## start Dataset
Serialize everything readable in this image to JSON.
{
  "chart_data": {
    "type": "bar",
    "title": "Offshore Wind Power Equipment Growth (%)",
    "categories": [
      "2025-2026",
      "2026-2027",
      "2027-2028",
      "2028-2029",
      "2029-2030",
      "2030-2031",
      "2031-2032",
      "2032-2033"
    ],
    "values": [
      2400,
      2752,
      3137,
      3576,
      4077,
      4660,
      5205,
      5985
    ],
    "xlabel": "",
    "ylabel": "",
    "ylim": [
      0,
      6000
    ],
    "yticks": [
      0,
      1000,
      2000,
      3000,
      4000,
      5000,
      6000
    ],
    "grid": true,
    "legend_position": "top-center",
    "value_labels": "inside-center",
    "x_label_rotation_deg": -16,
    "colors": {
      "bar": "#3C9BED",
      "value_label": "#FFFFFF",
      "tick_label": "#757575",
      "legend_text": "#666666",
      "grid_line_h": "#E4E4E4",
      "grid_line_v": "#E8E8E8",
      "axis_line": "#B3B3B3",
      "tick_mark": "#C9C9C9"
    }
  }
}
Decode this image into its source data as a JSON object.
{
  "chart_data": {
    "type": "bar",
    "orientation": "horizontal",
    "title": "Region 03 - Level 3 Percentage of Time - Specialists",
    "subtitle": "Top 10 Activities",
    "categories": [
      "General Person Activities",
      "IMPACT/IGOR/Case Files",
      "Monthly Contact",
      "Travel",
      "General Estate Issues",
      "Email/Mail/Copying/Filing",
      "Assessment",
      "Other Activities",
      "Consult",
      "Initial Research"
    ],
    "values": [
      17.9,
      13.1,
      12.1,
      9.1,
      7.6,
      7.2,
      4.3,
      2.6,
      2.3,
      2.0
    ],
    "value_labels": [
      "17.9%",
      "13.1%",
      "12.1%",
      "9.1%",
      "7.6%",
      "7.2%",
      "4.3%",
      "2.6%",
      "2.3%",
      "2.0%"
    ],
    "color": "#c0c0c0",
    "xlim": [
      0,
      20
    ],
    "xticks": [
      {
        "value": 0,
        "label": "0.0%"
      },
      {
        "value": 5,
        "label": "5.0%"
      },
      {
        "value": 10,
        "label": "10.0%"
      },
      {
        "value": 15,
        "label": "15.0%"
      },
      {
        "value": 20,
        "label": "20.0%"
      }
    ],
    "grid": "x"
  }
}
## end Dataset
Reproduce each line of the material containing the word "this".

(Reply)
Serialize everything readable in this image to JSON.
Decode this image into its source data as a JSON object.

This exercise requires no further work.